RAW DATA:
***
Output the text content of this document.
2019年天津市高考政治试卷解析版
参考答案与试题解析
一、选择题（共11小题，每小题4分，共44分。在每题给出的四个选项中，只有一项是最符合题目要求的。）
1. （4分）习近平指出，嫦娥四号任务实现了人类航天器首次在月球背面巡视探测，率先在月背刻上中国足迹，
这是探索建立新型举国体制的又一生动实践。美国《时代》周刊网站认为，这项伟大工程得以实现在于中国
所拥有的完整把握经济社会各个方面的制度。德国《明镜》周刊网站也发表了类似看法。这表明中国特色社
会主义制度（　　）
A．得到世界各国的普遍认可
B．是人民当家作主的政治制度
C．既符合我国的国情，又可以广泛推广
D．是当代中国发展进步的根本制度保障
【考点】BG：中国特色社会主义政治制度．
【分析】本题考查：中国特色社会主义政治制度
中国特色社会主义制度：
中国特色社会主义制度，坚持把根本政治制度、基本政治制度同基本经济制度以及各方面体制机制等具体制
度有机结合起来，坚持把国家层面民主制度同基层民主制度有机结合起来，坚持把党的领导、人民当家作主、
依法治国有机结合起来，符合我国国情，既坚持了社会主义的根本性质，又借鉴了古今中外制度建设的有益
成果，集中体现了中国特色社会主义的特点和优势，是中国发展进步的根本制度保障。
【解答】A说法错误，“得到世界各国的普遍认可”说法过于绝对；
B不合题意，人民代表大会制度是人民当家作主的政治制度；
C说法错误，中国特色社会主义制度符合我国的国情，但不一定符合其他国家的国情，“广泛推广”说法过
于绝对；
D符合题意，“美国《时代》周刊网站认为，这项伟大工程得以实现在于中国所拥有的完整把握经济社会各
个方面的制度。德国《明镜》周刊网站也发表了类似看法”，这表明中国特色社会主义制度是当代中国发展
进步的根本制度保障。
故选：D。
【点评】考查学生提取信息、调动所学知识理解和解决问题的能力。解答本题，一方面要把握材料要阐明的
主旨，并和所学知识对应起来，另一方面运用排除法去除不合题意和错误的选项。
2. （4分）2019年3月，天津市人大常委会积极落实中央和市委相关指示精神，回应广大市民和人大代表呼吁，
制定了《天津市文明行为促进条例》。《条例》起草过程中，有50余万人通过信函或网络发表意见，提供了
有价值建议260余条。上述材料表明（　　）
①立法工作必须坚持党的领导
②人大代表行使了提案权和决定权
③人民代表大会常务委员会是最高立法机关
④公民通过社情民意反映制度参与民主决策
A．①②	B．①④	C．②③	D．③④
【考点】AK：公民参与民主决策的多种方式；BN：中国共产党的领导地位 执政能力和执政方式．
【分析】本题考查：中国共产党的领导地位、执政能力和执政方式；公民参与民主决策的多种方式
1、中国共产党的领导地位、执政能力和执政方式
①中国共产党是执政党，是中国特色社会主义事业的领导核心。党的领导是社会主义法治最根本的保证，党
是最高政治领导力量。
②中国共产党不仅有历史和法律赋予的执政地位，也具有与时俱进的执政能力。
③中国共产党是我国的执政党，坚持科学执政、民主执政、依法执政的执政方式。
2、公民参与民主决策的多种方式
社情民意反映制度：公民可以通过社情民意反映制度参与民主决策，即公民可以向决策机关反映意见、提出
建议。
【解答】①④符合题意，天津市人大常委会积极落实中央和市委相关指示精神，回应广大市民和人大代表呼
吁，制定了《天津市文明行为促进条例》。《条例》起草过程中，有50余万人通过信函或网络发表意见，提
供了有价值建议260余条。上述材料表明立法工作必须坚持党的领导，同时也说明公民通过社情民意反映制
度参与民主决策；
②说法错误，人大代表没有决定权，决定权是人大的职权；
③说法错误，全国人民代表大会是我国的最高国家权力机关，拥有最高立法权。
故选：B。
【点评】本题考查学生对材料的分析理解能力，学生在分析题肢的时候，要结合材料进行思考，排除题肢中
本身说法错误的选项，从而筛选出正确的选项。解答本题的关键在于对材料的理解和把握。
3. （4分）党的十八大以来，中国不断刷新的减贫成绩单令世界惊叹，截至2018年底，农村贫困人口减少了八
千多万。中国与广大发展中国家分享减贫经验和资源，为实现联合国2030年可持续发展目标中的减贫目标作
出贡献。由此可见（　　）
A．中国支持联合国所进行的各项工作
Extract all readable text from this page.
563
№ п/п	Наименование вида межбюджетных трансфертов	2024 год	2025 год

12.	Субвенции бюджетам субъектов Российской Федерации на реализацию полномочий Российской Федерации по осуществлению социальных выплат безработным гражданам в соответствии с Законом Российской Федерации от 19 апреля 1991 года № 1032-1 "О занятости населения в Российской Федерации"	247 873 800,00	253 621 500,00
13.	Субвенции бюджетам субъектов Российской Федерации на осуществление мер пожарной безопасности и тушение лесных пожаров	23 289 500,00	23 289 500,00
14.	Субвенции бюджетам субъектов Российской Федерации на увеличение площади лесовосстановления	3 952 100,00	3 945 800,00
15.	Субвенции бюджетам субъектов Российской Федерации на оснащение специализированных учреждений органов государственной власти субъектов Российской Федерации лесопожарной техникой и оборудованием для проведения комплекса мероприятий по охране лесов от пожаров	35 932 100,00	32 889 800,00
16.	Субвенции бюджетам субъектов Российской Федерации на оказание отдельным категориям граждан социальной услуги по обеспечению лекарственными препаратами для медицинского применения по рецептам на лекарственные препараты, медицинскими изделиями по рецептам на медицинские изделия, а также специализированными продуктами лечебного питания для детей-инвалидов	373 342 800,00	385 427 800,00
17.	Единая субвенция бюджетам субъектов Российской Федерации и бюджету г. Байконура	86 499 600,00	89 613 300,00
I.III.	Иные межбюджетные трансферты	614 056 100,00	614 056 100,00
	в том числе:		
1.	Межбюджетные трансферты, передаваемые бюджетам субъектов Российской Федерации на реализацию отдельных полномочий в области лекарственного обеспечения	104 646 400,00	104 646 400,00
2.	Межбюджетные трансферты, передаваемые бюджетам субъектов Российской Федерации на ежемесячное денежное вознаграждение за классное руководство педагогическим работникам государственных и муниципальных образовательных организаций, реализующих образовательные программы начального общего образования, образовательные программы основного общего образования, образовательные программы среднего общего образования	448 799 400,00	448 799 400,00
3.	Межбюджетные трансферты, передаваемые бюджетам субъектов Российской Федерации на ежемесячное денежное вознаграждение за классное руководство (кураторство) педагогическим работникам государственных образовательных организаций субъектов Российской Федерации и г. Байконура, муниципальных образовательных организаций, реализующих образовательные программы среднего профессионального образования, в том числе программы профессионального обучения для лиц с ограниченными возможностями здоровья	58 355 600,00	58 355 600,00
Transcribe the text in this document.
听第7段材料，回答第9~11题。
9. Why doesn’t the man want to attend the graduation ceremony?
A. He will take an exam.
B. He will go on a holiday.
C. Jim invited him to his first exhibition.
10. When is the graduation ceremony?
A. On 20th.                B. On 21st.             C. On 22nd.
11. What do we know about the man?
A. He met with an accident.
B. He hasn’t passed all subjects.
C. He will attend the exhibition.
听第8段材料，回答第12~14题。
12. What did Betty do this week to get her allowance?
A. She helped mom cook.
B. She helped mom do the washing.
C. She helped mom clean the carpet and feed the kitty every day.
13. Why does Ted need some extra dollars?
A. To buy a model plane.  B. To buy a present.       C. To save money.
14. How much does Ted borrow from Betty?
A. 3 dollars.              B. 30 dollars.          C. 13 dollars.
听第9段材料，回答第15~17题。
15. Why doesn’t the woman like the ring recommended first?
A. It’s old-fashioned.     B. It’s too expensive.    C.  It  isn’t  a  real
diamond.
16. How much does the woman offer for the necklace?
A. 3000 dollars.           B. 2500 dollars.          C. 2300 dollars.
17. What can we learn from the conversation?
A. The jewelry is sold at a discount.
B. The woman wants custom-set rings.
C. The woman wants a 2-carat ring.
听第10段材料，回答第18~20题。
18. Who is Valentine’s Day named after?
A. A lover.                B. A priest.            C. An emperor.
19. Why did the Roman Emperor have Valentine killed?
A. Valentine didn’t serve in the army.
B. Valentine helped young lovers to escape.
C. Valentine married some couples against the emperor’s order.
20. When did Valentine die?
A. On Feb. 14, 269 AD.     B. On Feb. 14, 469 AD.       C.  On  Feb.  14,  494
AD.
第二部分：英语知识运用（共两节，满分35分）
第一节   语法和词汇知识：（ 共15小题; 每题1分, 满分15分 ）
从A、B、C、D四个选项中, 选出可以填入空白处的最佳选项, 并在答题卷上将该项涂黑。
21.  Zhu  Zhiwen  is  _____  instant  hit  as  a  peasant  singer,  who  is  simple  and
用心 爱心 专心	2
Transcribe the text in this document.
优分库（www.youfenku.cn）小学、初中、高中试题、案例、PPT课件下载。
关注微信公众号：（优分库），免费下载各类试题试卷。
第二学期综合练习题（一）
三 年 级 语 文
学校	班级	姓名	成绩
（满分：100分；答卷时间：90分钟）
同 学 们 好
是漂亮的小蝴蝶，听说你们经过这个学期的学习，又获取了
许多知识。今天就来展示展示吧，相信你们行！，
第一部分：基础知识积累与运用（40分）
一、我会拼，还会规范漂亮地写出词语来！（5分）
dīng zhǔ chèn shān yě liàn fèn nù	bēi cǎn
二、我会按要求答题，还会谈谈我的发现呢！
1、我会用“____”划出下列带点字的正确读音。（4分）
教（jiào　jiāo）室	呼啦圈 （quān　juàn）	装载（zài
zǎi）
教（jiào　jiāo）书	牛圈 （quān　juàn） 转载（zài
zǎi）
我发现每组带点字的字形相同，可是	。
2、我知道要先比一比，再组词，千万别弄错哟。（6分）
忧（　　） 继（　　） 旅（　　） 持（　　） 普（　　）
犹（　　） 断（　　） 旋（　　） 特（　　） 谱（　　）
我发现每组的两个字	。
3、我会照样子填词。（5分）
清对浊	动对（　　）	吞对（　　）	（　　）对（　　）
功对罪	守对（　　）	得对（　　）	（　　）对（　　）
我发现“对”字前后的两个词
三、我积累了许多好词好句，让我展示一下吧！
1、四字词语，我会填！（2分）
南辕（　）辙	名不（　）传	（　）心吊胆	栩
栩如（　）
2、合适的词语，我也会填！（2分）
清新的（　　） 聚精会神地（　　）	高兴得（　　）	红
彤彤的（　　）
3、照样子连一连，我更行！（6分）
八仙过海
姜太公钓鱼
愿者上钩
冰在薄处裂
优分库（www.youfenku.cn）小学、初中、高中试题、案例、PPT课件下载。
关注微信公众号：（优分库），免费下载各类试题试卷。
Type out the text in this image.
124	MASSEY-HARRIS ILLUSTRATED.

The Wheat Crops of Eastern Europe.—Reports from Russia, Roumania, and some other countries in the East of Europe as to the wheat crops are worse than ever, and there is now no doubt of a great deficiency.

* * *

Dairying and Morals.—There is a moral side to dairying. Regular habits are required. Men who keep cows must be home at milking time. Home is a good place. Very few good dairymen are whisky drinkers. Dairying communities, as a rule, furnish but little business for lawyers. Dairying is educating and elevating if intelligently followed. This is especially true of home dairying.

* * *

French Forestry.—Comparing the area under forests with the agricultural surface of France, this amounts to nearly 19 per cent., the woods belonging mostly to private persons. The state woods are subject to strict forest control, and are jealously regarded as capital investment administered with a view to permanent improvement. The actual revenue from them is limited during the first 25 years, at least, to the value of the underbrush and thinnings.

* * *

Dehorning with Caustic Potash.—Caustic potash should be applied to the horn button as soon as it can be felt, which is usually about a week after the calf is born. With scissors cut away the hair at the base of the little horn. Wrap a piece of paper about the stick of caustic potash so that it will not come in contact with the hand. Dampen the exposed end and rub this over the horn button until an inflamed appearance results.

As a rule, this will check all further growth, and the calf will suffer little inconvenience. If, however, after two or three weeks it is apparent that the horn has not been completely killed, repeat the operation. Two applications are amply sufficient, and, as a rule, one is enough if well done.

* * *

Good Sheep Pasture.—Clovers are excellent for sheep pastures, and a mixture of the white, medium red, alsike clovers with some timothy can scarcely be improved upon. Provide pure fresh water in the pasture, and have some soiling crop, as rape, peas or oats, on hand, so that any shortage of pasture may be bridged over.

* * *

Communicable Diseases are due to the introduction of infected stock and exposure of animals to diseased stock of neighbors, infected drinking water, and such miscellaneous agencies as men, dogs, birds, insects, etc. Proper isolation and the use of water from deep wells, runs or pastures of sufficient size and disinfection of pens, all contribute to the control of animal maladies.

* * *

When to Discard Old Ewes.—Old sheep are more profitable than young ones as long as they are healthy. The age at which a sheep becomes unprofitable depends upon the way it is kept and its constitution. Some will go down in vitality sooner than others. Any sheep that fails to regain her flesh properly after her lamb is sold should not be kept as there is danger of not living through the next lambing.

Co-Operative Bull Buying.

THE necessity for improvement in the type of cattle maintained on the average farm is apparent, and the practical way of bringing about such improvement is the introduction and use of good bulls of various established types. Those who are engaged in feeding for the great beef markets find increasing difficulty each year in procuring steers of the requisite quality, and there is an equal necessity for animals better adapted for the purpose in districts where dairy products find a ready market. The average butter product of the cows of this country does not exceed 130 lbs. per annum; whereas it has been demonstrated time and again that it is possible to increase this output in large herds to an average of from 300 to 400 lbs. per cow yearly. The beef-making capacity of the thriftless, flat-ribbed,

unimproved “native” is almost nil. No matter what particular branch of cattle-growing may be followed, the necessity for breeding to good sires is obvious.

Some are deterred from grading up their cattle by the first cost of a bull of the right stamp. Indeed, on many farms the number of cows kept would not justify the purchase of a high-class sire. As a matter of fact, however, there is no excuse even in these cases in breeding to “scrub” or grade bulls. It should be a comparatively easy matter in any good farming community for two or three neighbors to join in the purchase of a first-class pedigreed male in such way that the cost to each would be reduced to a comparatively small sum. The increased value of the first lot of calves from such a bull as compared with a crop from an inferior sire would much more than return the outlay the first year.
***
WHAT IS EXPECTED:
Count every line in the data that contains the word "Байконура", then give that count and nothing else.

EXPECTED ANSWER:
2